*THE TASK:* Copy out the listing in full, exactly as written, but not its pictures.
---------- STORED DATA ----------
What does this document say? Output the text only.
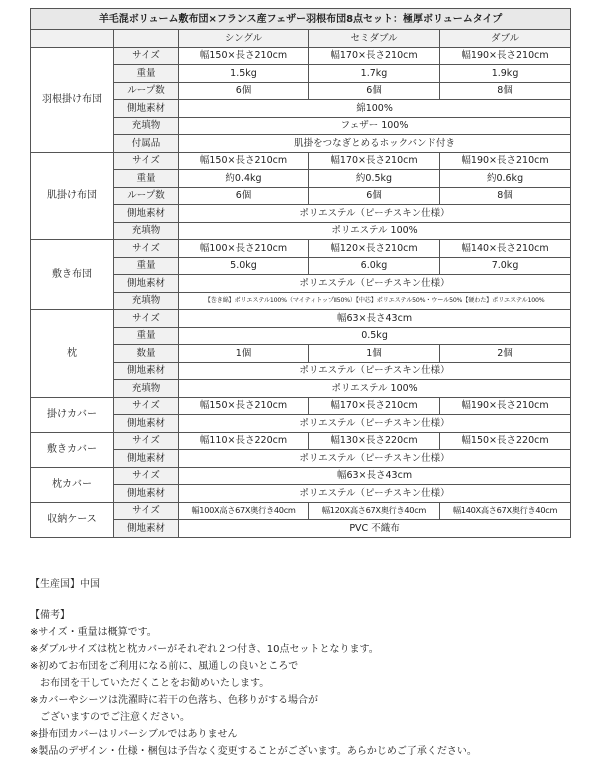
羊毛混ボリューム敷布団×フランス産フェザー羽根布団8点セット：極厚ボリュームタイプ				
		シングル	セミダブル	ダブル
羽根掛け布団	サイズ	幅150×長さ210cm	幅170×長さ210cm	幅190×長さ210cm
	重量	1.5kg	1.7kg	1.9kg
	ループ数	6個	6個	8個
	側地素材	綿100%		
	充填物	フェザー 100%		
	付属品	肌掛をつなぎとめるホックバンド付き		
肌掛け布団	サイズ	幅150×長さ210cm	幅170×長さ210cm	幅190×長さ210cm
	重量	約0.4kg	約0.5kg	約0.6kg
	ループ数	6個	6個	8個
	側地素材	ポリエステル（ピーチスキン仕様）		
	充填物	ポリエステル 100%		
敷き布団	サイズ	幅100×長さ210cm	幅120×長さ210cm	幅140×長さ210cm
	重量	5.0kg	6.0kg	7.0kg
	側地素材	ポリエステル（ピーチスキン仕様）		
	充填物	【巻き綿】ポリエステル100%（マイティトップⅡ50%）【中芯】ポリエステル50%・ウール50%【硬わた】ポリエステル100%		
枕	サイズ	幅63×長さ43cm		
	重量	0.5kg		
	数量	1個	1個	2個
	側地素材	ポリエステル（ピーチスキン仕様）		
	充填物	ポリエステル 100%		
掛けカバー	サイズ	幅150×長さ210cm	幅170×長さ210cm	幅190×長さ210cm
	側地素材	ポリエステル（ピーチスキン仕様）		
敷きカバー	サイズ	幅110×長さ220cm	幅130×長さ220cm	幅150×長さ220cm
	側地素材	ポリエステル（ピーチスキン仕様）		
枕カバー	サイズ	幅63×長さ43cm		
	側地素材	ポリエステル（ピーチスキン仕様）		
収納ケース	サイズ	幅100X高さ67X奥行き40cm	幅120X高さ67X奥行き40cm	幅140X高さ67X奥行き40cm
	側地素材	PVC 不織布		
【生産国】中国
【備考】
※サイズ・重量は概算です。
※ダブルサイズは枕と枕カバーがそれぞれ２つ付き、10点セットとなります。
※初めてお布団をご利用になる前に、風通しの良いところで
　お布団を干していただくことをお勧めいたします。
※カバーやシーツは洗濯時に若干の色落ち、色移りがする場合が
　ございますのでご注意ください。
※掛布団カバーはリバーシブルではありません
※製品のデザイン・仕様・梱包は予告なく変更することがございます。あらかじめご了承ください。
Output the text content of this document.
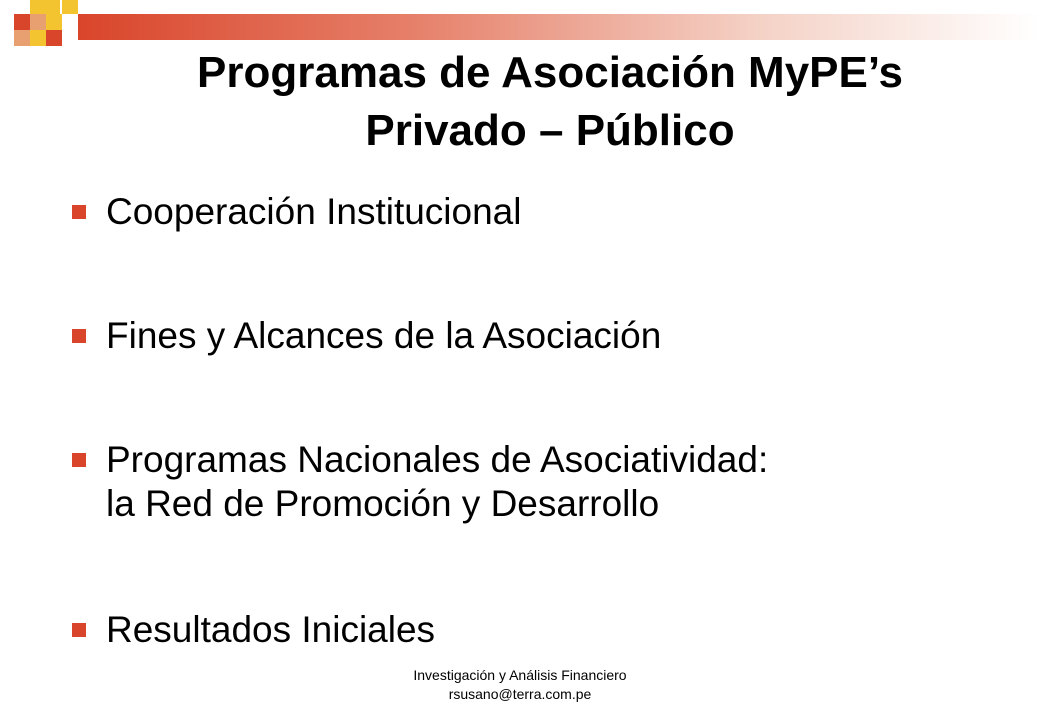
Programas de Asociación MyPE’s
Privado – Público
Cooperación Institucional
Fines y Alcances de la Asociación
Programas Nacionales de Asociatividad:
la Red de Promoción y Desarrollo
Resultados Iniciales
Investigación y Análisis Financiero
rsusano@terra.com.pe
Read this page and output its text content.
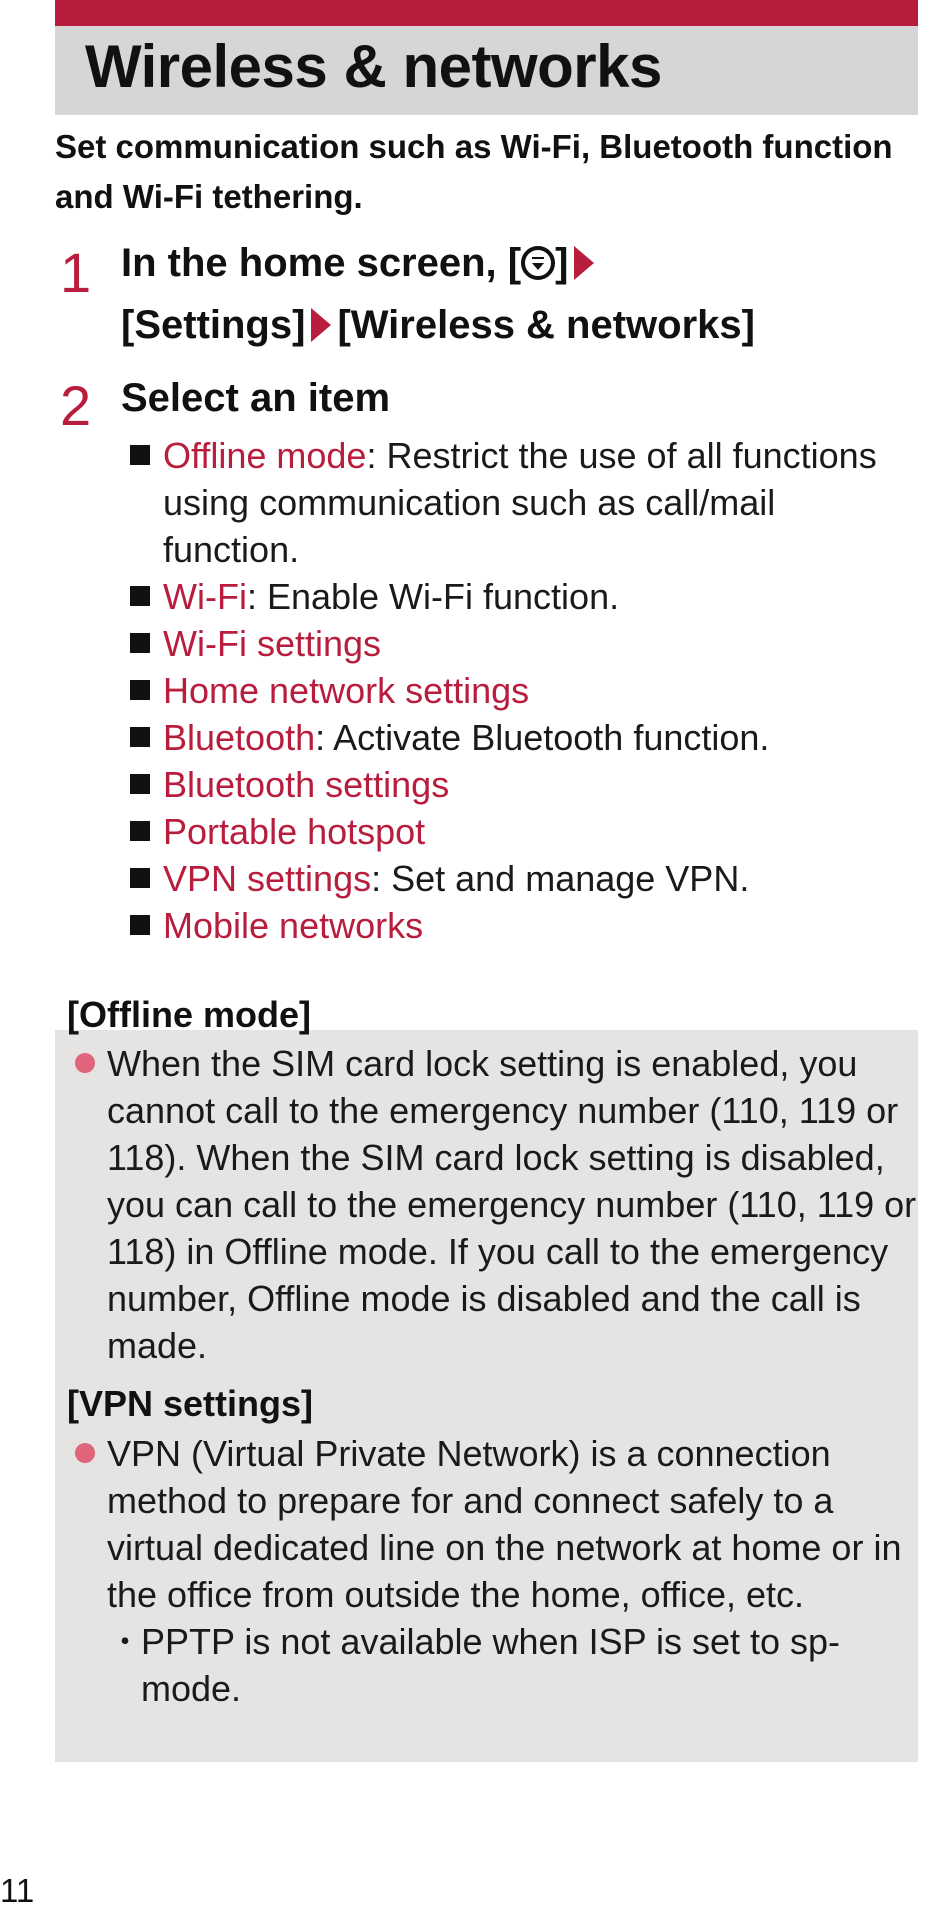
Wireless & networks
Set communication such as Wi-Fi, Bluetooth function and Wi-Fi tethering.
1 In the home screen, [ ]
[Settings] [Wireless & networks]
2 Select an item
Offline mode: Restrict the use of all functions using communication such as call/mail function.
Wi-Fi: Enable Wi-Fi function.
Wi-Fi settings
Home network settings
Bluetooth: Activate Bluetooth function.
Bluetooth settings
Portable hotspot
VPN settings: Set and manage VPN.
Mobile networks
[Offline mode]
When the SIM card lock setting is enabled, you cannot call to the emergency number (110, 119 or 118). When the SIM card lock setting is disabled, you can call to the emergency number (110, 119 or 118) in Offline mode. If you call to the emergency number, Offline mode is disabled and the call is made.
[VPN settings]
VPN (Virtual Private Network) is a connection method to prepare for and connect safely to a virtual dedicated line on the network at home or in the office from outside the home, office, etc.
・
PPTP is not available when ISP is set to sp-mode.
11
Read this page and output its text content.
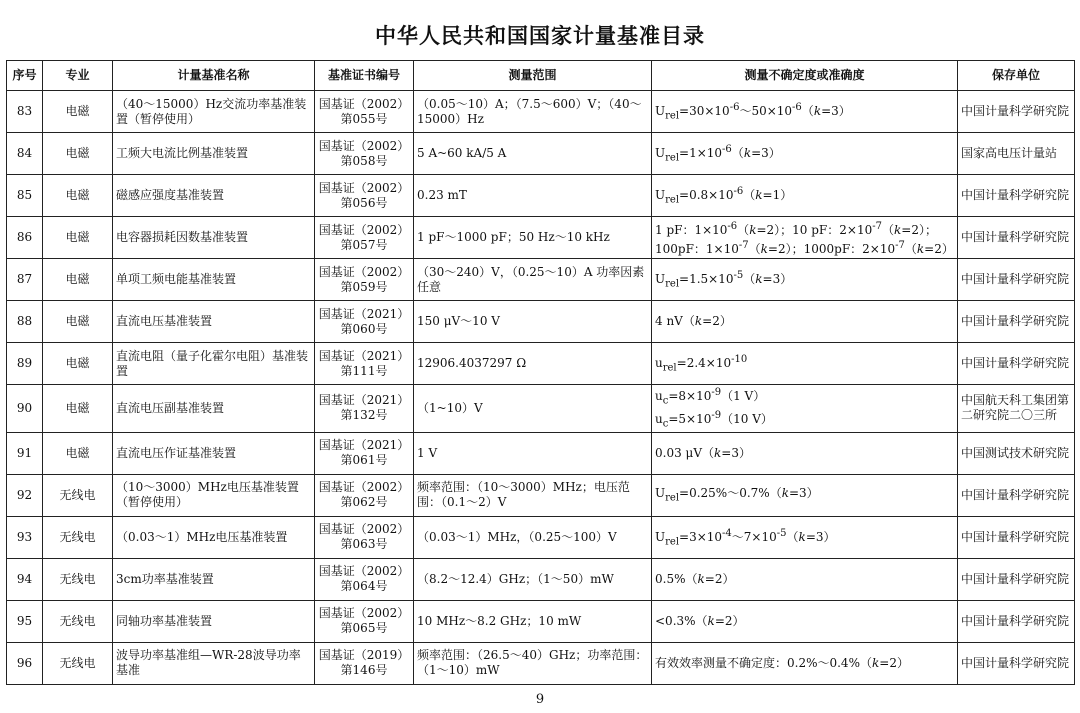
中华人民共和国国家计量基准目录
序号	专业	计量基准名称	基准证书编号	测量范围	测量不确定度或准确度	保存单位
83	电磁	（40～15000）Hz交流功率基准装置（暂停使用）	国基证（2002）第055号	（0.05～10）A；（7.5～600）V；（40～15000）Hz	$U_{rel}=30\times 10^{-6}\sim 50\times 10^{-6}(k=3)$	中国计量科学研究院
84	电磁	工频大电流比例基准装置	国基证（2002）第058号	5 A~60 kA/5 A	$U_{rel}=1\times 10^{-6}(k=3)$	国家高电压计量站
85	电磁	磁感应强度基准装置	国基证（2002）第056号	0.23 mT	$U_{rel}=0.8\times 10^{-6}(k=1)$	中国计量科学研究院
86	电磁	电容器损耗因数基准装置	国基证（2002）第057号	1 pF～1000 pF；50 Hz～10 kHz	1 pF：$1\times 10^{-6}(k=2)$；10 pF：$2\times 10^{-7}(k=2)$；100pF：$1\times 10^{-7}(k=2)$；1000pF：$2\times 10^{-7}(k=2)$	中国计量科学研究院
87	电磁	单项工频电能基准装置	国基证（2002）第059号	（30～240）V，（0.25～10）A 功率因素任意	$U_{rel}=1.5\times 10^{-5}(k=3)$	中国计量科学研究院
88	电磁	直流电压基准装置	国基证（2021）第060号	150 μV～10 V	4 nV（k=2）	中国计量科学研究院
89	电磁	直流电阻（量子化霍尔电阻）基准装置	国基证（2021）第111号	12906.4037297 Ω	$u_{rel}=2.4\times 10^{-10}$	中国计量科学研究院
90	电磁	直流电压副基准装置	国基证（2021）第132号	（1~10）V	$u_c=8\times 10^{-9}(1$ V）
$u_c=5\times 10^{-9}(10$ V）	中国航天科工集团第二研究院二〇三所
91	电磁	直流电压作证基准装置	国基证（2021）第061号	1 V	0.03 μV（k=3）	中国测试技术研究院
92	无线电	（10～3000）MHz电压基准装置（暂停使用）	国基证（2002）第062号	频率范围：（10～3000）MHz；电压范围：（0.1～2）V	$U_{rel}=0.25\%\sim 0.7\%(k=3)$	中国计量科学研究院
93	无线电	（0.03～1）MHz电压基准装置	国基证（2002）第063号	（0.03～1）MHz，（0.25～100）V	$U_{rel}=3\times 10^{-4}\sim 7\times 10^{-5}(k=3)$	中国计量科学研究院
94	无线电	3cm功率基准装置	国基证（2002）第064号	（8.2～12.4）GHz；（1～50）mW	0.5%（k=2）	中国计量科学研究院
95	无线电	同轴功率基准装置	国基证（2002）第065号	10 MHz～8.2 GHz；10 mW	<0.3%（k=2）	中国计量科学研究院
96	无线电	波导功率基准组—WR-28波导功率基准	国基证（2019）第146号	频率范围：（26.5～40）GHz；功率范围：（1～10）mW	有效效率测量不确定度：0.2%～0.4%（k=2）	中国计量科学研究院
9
----------
*RESULT FOR THIS TASK:*
What does this document say? Output the text only.
羊毛混ボリューム敷布団×フランス産フェザー羽根布団8点セット：極厚ボリュームタイプ				
		シングル	セミダブル	ダブル
羽根掛け布団	サイズ	幅150×長さ210cm	幅170×長さ210cm	幅190×長さ210cm
	重量	1.5kg	1.7kg	1.9kg
	ループ数	6個	6個	8個
	側地素材	綿100%		
	充填物	フェザー 100%		
	付属品	肌掛をつなぎとめるホックバンド付き		
肌掛け布団	サイズ	幅150×長さ210cm	幅170×長さ210cm	幅190×長さ210cm
	重量	約0.4kg	約0.5kg	約0.6kg
	ループ数	6個	6個	8個
	側地素材	ポリエステル（ピーチスキン仕様）		
	充填物	ポリエステル 100%		
敷き布団	サイズ	幅100×長さ210cm	幅120×長さ210cm	幅140×長さ210cm
	重量	5.0kg	6.0kg	7.0kg
	側地素材	ポリエステル（ピーチスキン仕様）		
	充填物	【巻き綿】ポリエステル100%（マイティトップⅡ50%）【中芯】ポリエステル50%・ウール50%【硬わた】ポリエステル100%		
枕	サイズ	幅63×長さ43cm		
	重量	0.5kg		
	数量	1個	1個	2個
	側地素材	ポリエステル（ピーチスキン仕様）		
	充填物	ポリエステル 100%		
掛けカバー	サイズ	幅150×長さ210cm	幅170×長さ210cm	幅190×長さ210cm
	側地素材	ポリエステル（ピーチスキン仕様）		
敷きカバー	サイズ	幅110×長さ220cm	幅130×長さ220cm	幅150×長さ220cm
	側地素材	ポリエステル（ピーチスキン仕様）		
枕カバー	サイズ	幅63×長さ43cm		
	側地素材	ポリエステル（ピーチスキン仕様）		
収納ケース	サイズ	幅100X高さ67X奥行き40cm	幅120X高さ67X奥行き40cm	幅140X高さ67X奥行き40cm
	側地素材	PVC 不織布		
【生産国】中国
【備考】
※サイズ・重量は概算です。
※ダブルサイズは枕と枕カバーがそれぞれ２つ付き、10点セットとなります。
※初めてお布団をご利用になる前に、風通しの良いところで
　お布団を干していただくことをお勧めいたします。
※カバーやシーツは洗濯時に若干の色落ち、色移りがする場合が
　ございますのでご注意ください。
※掛布団カバーはリバーシブルではありません
※製品のデザイン・仕様・梱包は予告なく変更することがございます。あらかじめご了承ください。
Output the text content of this document.
Programas de Asociación MyPE’s
Privado – Público
Cooperación Institucional
Fines y Alcances de la Asociación
Programas Nacionales de Asociatividad:
la Red de Promoción y Desarrollo
Resultados Iniciales
Investigación y Análisis Financiero
rsusano@terra.com.pe
Read this page and output its text content.
Wireless & networks
Set communication such as Wi-Fi, Bluetooth function and Wi-Fi tethering.
1 In the home screen, [ ]
[Settings] [Wireless & networks]
2 Select an item
Offline mode: Restrict the use of all functions using communication such as call/mail function.
Wi-Fi: Enable Wi-Fi function.
Wi-Fi settings
Home network settings
Bluetooth: Activate Bluetooth function.
Bluetooth settings
Portable hotspot
VPN settings: Set and manage VPN.
Mobile networks
[Offline mode]
When the SIM card lock setting is enabled, you cannot call to the emergency number (110, 119 or 118). When the SIM card lock setting is disabled, you can call to the emergency number (110, 119 or 118) in Offline mode. If you call to the emergency number, Offline mode is disabled and the call is made.
[VPN settings]
VPN (Virtual Private Network) is a connection method to prepare for and connect safely to a virtual dedicated line on the network at home or in the office from outside the home, office, etc.
・
PPTP is not available when ISP is set to sp-mode.
11
Read this page and output its text content.
中华人民共和国国家计量基准目录
序号	专业	计量基准名称	基准证书编号	测量范围	测量不确定度或准确度	保存单位
83	电磁	（40～15000）Hz交流功率基准装置（暂停使用）	国基证（2002）第055号	（0.05～10）A；（7.5～600）V；（40～15000）Hz	$U_{rel}=30\times 10^{-6}\sim 50\times 10^{-6}(k=3)$	中国计量科学研究院
84	电磁	工频大电流比例基准装置	国基证（2002）第058号	5 A~60 kA/5 A	$U_{rel}=1\times 10^{-6}(k=3)$	国家高电压计量站
85	电磁	磁感应强度基准装置	国基证（2002）第056号	0.23 mT	$U_{rel}=0.8\times 10^{-6}(k=1)$	中国计量科学研究院
86	电磁	电容器损耗因数基准装置	国基证（2002）第057号	1 pF～1000 pF；50 Hz～10 kHz	1 pF：$1\times 10^{-6}(k=2)$；10 pF：$2\times 10^{-7}(k=2)$；100pF：$1\times 10^{-7}(k=2)$；1000pF：$2\times 10^{-7}(k=2)$	中国计量科学研究院
87	电磁	单项工频电能基准装置	国基证（2002）第059号	（30～240）V，（0.25～10）A 功率因素任意	$U_{rel}=1.5\times 10^{-5}(k=3)$	中国计量科学研究院
88	电磁	直流电压基准装置	国基证（2021）第060号	150 μV～10 V	4 nV（k=2）	中国计量科学研究院
89	电磁	直流电阻（量子化霍尔电阻）基准装置	国基证（2021）第111号	12906.4037297 Ω	$u_{rel}=2.4\times 10^{-10}$	中国计量科学研究院
90	电磁	直流电压副基准装置	国基证（2021）第132号	（1~10）V	$u_c=8\times 10^{-9}(1$ V）
$u_c=5\times 10^{-9}(10$ V）	中国航天科工集团第二研究院二〇三所
91	电磁	直流电压作证基准装置	国基证（2021）第061号	1 V	0.03 μV（k=3）	中国测试技术研究院
92	无线电	（10～3000）MHz电压基准装置（暂停使用）	国基证（2002）第062号	频率范围：（10～3000）MHz；电压范围：（0.1～2）V	$U_{rel}=0.25\%\sim 0.7\%(k=3)$	中国计量科学研究院
93	无线电	（0.03～1）MHz电压基准装置	国基证（2002）第063号	（0.03～1）MHz，（0.25～100）V	$U_{rel}=3\times 10^{-4}\sim 7\times 10^{-5}(k=3)$	中国计量科学研究院
94	无线电	3cm功率基准装置	国基证（2002）第064号	（8.2～12.4）GHz；（1～50）mW	0.5%（k=2）	中国计量科学研究院
95	无线电	同轴功率基准装置	国基证（2002）第065号	10 MHz～8.2 GHz；10 mW	<0.3%（k=2）	中国计量科学研究院
96	无线电	波导功率基准组—WR-28波导功率基准	国基证（2019）第146号	频率范围：（26.5～40）GHz；功率范围：（1～10）mW	有效效率测量不确定度：0.2%～0.4%（k=2）	中国计量科学研究院
9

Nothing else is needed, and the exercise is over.